__Goal__. Each record below is to be reproduced without any change.

(Records from a collection of figures)
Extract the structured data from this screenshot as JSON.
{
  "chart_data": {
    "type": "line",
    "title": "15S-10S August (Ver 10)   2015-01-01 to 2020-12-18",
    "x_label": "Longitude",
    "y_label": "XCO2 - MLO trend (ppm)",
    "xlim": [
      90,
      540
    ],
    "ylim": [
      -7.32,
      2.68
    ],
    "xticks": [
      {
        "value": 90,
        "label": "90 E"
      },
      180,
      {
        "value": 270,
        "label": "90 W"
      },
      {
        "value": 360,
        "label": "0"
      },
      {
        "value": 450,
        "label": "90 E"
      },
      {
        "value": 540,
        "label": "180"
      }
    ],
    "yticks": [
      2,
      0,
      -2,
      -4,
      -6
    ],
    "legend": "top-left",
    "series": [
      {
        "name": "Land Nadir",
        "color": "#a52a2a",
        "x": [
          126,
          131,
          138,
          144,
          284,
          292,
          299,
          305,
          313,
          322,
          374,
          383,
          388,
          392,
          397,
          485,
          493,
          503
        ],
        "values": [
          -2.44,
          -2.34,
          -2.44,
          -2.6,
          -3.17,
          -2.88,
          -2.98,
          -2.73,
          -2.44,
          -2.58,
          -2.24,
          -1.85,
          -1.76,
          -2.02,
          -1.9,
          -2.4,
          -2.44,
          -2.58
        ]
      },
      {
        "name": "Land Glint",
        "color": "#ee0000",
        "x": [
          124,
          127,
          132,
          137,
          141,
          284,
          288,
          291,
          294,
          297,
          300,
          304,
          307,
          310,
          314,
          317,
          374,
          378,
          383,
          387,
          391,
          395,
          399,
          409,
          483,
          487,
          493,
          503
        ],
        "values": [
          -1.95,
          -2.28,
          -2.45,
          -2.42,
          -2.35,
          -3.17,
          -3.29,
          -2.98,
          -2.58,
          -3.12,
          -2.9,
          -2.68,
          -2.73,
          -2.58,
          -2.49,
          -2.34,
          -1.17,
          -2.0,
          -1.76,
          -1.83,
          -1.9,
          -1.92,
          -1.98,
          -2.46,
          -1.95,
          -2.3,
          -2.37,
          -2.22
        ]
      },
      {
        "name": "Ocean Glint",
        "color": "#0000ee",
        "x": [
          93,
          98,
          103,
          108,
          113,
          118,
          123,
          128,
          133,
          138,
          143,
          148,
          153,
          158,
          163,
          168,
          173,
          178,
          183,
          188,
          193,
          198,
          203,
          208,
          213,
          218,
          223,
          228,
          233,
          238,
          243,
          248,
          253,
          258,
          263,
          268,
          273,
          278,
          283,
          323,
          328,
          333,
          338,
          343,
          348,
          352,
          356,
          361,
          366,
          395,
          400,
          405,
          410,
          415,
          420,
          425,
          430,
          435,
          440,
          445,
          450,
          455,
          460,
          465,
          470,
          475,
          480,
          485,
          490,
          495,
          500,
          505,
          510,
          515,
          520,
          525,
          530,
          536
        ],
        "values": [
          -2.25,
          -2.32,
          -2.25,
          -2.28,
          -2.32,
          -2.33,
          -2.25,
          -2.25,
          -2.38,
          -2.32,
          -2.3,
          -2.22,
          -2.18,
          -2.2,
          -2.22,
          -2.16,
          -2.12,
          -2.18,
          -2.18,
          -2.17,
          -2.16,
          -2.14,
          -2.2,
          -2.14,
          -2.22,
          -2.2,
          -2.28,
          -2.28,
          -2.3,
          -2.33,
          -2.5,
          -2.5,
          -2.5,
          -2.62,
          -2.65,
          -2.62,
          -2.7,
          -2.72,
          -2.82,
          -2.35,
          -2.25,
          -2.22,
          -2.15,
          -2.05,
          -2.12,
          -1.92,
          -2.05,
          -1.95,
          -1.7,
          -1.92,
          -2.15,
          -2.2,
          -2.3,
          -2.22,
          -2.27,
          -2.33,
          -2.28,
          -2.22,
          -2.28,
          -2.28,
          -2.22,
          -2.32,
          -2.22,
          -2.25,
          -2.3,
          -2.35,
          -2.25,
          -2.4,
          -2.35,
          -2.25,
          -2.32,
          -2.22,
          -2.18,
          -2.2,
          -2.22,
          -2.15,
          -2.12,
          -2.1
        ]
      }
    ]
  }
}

__Reply to the task__.
Extract the structured data from this screenshot as JSON.
{
  "chart_data": {
    "type": "line",
    "title": "15S-10S August (Ver 10)   2015-01-01 to 2020-12-18",
    "x_label": "Longitude",
    "y_label": "XCO2 - MLO trend (ppm)",
    "xlim": [
      90,
      540
    ],
    "ylim": [
      -7.32,
      2.68
    ],
    "xticks": [
      {
        "value": 90,
        "label": "90 E"
      },
      180,
      {
        "value": 270,
        "label": "90 W"
      },
      {
        "value": 360,
        "label": "0"
      },
      {
        "value": 450,
        "label": "90 E"
      },
      {
        "value": 540,
        "label": "180"
      }
    ],
    "yticks": [
      2,
      0,
      -2,
      -4,
      -6
    ],
    "legend": "top-left",
    "series": [
      {
        "name": "Land Nadir",
        "color": "#a52a2a",
        "x": [
          126,
          131,
          138,
          144,
          284,
          292,
          299,
          305,
          313,
          322,
          374,
          383,
          388,
          392,
          397,
          485,
          493,
          503
        ],
        "values": [
          -2.44,
          -2.34,
          -2.44,
          -2.6,
          -3.17,
          -2.88,
          -2.98,
          -2.73,
          -2.44,
          -2.58,
          -2.24,
          -1.85,
          -1.76,
          -2.02,
          -1.9,
          -2.4,
          -2.44,
          -2.58
        ]
      },
      {
        "name": "Land Glint",
        "color": "#ee0000",
        "x": [
          124,
          127,
          132,
          137,
          141,
          284,
          288,
          291,
          294,
          297,
          300,
          304,
          307,
          310,
          314,
          317,
          374,
          378,
          383,
          387,
          391,
          395,
          399,
          409,
          483,
          487,
          493,
          503
        ],
        "values": [
          -1.95,
          -2.28,
          -2.45,
          -2.42,
          -2.35,
          -3.17,
          -3.29,
          -2.98,
          -2.58,
          -3.12,
          -2.9,
          -2.68,
          -2.73,
          -2.58,
          -2.49,
          -2.34,
          -1.17,
          -2.0,
          -1.76,
          -1.83,
          -1.9,
          -1.92,
          -1.98,
          -2.46,
          -1.95,
          -2.3,
          -2.37,
          -2.22
        ]
      },
      {
        "name": "Ocean Glint",
        "color": "#0000ee",
        "x": [
          93,
          98,
          103,
          108,
          113,
          118,
          123,
          128,
          133,
          138,
          143,
          148,
          153,
          158,
          163,
          168,
          173,
          178,
          183,
          188,
          193,
          198,
          203,
          208,
          213,
          218,
          223,
          228,
          233,
          238,
          243,
          248,
          253,
          258,
          263,
          268,
          273,
          278,
          283,
          323,
          328,
          333,
          338,
          343,
          348,
          352,
          356,
          361,
          366,
          395,
          400,
          405,
          410,
          415,
          420,
          425,
          430,
          435,
          440,
          445,
          450,
          455,
          460,
          465,
          470,
          475,
          480,
          485,
          490,
          495,
          500,
          505,
          510,
          515,
          520,
          525,
          530,
          536
        ],
        "values": [
          -2.25,
          -2.32,
          -2.25,
          -2.28,
          -2.32,
          -2.33,
          -2.25,
          -2.25,
          -2.38,
          -2.32,
          -2.3,
          -2.22,
          -2.18,
          -2.2,
          -2.22,
          -2.16,
          -2.12,
          -2.18,
          -2.18,
          -2.17,
          -2.16,
          -2.14,
          -2.2,
          -2.14,
          -2.22,
          -2.2,
          -2.28,
          -2.28,
          -2.3,
          -2.33,
          -2.5,
          -2.5,
          -2.5,
          -2.62,
          -2.65,
          -2.62,
          -2.7,
          -2.72,
          -2.82,
          -2.35,
          -2.25,
          -2.22,
          -2.15,
          -2.05,
          -2.12,
          -1.92,
          -2.05,
          -1.95,
          -1.7,
          -1.92,
          -2.15,
          -2.2,
          -2.3,
          -2.22,
          -2.27,
          -2.33,
          -2.28,
          -2.22,
          -2.28,
          -2.28,
          -2.22,
          -2.32,
          -2.22,
          -2.25,
          -2.3,
          -2.35,
          -2.25,
          -2.4,
          -2.35,
          -2.25,
          -2.32,
          -2.22,
          -2.18,
          -2.2,
          -2.22,
          -2.15,
          -2.12,
          -2.1
        ]
      }
    ]
  }
}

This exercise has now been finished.